(Dataset entries)
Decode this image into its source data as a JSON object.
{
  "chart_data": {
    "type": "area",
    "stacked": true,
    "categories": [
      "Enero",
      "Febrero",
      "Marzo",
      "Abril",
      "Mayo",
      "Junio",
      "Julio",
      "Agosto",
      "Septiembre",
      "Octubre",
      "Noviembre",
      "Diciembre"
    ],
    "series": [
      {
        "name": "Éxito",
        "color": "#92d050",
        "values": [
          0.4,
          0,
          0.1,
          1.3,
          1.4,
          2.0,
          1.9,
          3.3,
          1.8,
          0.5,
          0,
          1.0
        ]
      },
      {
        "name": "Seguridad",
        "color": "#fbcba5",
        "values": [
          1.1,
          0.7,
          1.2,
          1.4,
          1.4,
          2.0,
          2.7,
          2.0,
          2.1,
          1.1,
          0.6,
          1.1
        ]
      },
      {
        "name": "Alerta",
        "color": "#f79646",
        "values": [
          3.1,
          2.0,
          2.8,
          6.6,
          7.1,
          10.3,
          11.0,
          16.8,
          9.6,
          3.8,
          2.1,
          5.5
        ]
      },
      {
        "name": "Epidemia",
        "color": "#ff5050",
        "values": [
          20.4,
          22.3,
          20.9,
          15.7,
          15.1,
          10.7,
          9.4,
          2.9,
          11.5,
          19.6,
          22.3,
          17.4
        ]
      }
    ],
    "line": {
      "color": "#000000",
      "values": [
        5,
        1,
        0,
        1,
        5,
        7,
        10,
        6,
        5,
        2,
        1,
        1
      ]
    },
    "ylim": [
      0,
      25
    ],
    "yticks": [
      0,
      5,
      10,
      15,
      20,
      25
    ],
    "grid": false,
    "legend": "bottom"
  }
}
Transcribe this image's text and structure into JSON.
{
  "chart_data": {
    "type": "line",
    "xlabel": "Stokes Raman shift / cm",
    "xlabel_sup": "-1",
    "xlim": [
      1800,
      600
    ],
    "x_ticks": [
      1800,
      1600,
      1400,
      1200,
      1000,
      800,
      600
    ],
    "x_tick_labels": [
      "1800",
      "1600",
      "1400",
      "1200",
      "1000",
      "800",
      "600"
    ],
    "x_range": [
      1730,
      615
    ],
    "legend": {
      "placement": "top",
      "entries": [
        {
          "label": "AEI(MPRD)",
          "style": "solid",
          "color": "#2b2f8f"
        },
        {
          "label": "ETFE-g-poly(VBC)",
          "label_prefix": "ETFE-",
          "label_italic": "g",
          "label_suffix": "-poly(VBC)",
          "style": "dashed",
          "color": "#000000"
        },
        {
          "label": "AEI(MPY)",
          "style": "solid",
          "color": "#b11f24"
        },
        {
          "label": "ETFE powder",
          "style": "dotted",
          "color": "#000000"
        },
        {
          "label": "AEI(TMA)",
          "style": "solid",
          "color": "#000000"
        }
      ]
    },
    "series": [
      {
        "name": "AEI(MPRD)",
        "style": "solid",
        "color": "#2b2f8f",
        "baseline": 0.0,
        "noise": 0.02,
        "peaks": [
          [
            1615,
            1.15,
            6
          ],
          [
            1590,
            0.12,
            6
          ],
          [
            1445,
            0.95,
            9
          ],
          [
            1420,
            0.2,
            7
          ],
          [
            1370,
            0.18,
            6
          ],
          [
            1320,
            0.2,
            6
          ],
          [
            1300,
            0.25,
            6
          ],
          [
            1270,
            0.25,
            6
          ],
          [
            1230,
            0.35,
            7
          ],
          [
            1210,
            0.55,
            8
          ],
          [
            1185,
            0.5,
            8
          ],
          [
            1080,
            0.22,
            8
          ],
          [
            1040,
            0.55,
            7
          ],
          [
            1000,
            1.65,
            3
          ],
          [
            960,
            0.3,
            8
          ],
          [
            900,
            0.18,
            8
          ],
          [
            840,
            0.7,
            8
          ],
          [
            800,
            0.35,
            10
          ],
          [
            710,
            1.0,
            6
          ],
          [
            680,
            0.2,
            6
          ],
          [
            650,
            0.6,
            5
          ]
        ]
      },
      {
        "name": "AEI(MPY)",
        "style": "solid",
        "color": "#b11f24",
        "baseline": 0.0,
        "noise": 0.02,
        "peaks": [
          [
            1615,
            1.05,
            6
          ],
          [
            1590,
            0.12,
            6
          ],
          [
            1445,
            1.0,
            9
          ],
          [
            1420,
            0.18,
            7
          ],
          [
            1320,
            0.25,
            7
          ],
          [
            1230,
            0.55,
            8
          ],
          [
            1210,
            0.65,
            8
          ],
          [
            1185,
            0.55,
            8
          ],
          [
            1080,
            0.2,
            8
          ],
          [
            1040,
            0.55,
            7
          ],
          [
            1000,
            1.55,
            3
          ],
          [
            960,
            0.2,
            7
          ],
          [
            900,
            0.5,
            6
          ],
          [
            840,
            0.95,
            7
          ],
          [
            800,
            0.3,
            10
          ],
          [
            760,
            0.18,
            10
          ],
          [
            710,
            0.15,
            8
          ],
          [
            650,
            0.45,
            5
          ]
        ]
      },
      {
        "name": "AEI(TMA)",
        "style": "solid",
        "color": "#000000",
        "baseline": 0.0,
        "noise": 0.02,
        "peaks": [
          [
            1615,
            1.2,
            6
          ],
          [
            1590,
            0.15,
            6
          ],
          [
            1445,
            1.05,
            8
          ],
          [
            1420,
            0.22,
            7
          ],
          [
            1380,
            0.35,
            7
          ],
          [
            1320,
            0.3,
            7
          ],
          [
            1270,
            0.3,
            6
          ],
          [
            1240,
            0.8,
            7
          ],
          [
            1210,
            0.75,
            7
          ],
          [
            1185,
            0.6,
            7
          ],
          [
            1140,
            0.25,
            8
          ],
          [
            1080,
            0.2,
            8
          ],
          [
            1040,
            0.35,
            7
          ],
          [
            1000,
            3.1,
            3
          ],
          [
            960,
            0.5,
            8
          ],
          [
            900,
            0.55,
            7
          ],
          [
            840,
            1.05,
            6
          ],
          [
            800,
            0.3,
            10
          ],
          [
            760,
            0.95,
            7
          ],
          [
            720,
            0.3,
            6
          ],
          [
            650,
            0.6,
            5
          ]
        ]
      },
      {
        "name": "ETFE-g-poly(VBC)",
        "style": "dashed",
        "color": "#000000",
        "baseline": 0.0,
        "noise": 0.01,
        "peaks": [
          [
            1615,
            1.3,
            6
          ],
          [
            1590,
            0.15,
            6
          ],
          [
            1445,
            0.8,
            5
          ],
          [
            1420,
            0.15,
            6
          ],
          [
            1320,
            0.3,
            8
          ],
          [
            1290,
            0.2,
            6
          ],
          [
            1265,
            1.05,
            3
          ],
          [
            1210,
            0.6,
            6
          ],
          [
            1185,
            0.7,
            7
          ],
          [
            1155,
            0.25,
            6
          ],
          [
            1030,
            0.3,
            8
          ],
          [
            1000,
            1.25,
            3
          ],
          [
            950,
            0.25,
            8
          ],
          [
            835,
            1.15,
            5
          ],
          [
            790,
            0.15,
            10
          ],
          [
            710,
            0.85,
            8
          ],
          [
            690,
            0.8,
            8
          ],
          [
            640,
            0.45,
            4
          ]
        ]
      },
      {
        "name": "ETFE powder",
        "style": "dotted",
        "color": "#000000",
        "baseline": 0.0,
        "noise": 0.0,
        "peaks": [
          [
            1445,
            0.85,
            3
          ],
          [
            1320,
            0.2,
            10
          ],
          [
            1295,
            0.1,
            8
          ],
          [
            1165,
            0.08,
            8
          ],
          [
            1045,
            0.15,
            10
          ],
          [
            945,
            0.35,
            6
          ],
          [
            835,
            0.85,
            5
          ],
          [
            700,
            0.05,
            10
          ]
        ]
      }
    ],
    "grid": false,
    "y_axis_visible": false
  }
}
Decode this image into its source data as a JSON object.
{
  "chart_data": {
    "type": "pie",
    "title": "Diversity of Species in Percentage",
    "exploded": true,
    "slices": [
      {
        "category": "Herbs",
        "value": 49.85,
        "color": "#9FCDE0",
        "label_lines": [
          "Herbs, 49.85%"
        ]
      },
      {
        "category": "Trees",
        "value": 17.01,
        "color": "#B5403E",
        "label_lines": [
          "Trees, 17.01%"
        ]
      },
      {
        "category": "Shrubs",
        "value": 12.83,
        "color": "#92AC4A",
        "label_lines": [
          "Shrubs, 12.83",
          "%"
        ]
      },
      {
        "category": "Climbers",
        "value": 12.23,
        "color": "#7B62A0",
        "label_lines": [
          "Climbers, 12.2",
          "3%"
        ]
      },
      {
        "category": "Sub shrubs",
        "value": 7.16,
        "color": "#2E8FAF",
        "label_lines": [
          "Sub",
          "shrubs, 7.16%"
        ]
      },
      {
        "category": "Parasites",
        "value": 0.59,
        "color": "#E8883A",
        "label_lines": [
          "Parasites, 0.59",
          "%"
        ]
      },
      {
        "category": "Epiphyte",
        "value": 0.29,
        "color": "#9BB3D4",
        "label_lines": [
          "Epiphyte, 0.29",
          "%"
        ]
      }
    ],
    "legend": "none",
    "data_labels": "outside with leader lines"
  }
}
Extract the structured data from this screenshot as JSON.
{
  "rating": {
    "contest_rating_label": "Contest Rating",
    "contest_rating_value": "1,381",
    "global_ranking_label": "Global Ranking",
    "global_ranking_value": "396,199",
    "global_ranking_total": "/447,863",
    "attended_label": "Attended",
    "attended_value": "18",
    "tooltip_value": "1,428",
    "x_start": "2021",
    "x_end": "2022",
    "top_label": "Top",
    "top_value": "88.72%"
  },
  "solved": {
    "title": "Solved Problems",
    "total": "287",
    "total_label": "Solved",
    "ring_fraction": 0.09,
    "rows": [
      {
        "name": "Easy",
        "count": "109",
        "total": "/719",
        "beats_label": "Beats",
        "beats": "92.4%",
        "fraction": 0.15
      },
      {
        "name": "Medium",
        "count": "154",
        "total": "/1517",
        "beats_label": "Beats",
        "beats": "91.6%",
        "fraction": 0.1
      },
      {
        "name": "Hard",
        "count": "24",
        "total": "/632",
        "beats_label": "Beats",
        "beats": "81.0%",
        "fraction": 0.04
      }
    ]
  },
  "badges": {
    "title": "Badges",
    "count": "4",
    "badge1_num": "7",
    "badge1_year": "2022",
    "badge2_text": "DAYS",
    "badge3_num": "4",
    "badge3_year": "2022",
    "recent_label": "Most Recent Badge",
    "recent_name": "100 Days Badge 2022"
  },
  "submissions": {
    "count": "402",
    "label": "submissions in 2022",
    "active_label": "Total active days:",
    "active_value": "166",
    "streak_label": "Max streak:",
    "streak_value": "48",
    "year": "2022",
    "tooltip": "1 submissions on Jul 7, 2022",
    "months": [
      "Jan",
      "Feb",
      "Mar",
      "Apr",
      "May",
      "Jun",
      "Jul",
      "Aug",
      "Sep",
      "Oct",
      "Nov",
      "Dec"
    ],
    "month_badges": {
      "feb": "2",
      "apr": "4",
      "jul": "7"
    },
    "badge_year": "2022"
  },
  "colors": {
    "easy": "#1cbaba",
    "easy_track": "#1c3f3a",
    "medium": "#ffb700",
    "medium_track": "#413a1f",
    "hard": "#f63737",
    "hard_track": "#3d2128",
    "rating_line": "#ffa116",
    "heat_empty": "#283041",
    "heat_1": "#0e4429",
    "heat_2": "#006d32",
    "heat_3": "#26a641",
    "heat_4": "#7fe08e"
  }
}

WHAT THE TASK REQUIRES
Look through the entries above for the word "title". Copy every line where it shows up.

EXERCISE RESPONSE
    "title": "Diversity of Species in Percentage",
    "title": "Solved Problems",
    "title": "Badges",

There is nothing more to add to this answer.